**** MATERIALS PROVIDED ****

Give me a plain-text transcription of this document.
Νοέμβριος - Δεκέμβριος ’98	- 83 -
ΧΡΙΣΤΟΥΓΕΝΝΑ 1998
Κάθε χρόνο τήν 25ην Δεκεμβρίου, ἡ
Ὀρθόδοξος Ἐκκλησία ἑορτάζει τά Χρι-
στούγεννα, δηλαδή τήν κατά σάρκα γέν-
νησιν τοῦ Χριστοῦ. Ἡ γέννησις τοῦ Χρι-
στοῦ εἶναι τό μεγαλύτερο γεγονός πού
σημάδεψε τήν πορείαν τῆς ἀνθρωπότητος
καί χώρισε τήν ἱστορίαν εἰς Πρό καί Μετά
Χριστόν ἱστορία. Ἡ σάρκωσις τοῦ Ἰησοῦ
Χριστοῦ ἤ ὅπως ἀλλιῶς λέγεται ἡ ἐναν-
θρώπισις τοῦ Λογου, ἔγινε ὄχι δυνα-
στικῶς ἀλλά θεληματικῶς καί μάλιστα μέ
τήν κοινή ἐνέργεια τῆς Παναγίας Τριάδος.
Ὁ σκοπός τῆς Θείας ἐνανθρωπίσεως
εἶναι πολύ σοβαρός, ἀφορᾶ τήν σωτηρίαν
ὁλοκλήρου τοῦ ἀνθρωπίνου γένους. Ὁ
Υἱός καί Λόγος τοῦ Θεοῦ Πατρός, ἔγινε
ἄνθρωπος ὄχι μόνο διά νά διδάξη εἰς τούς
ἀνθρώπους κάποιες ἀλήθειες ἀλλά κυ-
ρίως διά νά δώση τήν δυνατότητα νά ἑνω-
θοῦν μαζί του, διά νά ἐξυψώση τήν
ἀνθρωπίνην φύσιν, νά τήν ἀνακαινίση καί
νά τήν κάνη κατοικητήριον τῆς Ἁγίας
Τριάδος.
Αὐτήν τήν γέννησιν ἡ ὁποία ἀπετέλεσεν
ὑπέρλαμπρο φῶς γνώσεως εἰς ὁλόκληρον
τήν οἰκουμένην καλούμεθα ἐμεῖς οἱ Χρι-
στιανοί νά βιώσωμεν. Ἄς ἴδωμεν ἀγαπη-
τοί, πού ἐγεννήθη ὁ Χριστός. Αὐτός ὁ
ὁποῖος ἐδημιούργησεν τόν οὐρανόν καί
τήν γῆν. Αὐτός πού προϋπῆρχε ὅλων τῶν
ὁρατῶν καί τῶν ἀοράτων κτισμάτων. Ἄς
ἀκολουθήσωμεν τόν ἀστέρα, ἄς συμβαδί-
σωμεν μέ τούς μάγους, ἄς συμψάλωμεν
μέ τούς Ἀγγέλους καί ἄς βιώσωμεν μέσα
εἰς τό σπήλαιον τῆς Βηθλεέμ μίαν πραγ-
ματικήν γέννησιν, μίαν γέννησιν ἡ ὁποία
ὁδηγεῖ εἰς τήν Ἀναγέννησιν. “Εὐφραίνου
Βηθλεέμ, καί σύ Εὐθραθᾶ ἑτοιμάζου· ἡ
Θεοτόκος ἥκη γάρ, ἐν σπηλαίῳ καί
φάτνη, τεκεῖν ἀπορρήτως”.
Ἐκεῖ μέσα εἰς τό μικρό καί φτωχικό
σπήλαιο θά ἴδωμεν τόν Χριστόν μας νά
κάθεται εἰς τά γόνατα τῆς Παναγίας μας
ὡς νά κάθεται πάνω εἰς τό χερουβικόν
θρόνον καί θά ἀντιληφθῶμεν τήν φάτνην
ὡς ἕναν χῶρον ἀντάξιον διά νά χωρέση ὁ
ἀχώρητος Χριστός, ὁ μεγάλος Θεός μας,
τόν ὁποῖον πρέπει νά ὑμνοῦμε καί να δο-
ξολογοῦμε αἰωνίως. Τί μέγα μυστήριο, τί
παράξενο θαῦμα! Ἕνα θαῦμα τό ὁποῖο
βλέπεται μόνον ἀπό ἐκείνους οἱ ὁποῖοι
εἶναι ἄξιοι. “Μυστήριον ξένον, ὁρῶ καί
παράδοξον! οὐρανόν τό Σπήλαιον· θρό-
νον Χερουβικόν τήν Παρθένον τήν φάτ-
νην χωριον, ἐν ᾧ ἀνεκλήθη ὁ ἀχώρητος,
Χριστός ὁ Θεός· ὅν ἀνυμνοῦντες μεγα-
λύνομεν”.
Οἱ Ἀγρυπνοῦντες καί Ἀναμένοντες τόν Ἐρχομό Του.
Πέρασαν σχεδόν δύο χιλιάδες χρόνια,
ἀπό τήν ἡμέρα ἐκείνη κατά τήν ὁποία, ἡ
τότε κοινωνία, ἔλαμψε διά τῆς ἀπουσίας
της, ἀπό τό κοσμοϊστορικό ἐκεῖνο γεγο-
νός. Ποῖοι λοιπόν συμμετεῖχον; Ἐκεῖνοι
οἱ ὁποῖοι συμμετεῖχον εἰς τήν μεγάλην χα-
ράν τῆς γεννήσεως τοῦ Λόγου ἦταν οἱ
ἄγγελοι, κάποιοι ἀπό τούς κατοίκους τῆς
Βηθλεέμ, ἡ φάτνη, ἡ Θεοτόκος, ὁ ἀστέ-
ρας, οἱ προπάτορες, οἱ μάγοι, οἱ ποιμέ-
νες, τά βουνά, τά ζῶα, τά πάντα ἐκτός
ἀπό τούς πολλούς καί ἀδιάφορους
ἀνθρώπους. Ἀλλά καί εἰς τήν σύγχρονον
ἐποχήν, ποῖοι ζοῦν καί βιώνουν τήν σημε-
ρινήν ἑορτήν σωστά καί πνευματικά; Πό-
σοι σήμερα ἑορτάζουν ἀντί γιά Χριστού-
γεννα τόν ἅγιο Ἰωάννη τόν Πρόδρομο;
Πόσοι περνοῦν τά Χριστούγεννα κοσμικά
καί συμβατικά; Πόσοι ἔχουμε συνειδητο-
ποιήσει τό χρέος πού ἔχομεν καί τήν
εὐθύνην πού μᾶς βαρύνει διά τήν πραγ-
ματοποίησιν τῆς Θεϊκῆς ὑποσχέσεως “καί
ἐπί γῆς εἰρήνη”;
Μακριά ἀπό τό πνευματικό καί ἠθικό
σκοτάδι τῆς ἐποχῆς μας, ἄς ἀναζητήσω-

****

_EXERCISE_.
From the data, pick out every line that includes "Πόσοι".

_THE SOLUTION_.
Πόσοι περνοῦν τά Χριστούγεννα κοσμικά
καί συμβατικά; Πόσοι ἔχουμε συνειδητο-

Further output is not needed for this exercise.